* **Set exercise**:
Find how many lines hold the word "text" and give that number only.

* **Data provided**:
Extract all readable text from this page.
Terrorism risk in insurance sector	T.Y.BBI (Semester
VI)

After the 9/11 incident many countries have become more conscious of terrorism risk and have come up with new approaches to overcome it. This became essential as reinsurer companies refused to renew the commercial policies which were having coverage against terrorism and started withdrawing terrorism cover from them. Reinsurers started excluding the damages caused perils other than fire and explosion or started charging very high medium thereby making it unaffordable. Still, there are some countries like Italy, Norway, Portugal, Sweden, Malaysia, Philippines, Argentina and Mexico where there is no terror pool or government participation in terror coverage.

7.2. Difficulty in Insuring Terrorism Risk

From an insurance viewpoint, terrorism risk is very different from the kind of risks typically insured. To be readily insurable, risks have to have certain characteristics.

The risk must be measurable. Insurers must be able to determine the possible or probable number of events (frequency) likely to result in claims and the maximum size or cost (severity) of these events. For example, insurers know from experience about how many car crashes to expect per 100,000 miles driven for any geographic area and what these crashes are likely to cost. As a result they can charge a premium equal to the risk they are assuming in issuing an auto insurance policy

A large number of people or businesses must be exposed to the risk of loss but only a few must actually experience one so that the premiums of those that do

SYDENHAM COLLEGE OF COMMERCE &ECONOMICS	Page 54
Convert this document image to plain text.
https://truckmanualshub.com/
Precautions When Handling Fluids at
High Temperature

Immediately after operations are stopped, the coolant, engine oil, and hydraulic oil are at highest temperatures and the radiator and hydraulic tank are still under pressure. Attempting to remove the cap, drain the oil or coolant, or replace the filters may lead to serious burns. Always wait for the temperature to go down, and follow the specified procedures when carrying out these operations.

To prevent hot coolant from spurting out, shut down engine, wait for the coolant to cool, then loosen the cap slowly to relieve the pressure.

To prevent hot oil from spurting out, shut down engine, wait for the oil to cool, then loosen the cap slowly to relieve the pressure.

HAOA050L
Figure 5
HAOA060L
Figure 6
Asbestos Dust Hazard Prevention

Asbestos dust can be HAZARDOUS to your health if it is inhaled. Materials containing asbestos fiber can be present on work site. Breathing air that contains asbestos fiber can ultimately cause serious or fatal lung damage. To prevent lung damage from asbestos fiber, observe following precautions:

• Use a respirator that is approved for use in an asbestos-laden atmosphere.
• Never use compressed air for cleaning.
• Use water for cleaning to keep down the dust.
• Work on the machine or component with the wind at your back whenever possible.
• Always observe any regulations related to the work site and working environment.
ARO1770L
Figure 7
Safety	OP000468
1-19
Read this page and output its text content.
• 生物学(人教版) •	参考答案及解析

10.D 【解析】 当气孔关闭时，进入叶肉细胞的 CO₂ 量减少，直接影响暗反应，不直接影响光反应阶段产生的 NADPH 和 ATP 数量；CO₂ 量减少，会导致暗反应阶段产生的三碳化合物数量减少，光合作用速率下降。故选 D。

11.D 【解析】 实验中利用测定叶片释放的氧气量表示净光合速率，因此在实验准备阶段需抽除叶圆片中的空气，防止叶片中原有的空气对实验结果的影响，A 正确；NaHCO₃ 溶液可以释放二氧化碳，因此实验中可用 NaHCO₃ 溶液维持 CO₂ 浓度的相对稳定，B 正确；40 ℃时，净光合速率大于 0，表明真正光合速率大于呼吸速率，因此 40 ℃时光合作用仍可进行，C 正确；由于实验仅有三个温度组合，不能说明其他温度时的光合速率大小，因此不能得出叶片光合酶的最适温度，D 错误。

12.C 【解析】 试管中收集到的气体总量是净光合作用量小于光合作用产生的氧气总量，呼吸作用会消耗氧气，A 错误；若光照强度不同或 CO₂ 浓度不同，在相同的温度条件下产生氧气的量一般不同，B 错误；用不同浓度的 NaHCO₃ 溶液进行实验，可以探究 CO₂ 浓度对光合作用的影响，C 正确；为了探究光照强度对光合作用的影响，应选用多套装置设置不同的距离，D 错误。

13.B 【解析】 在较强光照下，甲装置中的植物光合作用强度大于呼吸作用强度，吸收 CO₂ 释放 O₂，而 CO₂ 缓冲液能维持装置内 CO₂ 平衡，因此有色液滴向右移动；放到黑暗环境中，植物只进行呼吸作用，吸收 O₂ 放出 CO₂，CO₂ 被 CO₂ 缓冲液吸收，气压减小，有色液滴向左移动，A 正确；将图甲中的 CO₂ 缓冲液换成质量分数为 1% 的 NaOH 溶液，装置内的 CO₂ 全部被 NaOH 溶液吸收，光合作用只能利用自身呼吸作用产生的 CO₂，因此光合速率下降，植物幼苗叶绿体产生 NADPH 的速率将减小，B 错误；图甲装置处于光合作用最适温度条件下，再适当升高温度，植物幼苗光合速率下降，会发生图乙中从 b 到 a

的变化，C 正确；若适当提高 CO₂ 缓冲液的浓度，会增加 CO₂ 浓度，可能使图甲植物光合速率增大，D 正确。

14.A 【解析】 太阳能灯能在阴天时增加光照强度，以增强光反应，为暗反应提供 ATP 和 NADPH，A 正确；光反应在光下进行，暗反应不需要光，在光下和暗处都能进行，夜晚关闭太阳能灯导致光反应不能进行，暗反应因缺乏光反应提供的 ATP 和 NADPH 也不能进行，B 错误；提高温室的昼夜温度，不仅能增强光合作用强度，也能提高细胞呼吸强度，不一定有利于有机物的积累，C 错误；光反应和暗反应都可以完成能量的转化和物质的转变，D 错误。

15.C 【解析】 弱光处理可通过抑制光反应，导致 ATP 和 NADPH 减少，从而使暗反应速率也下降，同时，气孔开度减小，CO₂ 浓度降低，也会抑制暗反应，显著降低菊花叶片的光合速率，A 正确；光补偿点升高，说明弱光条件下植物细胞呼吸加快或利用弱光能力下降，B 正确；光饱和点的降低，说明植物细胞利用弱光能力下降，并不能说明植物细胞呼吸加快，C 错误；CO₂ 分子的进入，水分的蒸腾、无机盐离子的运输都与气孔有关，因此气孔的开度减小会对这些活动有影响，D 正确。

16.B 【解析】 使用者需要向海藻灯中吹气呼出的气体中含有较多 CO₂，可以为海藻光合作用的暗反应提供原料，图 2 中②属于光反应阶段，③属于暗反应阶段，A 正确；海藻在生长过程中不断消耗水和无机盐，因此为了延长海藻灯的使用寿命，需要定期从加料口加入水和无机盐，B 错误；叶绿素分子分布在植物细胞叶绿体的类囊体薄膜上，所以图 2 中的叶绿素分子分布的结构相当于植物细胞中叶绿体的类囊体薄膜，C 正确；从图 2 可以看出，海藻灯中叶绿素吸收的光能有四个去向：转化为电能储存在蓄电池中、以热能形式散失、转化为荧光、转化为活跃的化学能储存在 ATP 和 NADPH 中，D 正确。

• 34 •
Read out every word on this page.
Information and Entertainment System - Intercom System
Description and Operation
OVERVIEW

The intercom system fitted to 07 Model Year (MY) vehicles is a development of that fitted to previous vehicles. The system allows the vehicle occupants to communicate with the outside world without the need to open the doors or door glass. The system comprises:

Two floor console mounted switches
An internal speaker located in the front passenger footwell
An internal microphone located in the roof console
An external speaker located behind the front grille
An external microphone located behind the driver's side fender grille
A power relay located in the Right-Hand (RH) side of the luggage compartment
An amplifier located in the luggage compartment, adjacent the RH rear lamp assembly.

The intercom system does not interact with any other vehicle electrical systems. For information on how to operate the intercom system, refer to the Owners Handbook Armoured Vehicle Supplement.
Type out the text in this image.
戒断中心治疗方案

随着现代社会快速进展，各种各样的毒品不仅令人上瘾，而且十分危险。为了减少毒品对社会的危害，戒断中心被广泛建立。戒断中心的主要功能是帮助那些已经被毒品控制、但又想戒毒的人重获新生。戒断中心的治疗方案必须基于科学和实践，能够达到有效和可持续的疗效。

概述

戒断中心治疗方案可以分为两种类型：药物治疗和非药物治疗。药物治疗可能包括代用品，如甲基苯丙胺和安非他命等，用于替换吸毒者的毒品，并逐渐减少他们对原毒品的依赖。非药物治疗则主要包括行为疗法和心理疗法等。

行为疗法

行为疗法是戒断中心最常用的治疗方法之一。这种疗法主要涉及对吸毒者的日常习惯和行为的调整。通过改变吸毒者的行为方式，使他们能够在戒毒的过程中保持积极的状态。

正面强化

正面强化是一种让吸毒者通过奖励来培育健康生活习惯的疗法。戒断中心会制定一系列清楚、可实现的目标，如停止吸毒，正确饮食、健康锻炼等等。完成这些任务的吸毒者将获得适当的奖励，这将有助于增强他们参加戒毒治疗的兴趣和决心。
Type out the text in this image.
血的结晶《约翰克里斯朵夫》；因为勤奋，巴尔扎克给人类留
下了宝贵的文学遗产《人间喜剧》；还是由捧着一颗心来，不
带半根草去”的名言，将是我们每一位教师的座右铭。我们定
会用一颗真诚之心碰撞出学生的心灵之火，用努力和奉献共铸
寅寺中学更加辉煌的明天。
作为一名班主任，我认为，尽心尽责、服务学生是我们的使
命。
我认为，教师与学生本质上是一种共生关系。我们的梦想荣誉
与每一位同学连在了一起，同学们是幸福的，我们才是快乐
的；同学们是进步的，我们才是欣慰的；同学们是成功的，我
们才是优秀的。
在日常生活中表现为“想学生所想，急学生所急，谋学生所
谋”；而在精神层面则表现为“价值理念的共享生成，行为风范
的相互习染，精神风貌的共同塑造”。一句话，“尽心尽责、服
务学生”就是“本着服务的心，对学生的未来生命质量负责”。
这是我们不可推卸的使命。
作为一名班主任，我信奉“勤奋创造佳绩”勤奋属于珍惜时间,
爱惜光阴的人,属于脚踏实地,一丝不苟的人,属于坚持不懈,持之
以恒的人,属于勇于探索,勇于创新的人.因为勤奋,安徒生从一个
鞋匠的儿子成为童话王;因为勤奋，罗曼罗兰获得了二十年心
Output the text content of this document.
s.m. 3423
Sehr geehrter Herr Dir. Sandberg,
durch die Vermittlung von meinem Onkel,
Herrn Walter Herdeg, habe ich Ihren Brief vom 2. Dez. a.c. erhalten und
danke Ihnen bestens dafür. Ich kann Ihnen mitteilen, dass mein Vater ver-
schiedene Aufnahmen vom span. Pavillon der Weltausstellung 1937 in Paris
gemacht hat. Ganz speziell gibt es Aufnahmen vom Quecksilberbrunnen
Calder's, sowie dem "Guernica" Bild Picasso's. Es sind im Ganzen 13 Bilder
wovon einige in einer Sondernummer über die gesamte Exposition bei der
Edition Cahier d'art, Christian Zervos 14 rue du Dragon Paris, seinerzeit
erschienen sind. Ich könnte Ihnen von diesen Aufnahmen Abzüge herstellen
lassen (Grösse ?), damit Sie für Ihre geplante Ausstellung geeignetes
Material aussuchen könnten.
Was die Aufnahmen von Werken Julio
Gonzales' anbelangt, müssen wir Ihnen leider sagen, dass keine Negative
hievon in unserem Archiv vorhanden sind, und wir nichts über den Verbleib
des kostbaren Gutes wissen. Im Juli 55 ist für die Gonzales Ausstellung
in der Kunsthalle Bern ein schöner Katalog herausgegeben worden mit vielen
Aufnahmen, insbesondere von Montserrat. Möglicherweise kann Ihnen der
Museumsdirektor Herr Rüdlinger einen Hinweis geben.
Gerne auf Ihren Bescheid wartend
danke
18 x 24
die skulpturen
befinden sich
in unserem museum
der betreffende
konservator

* **Task result**:
6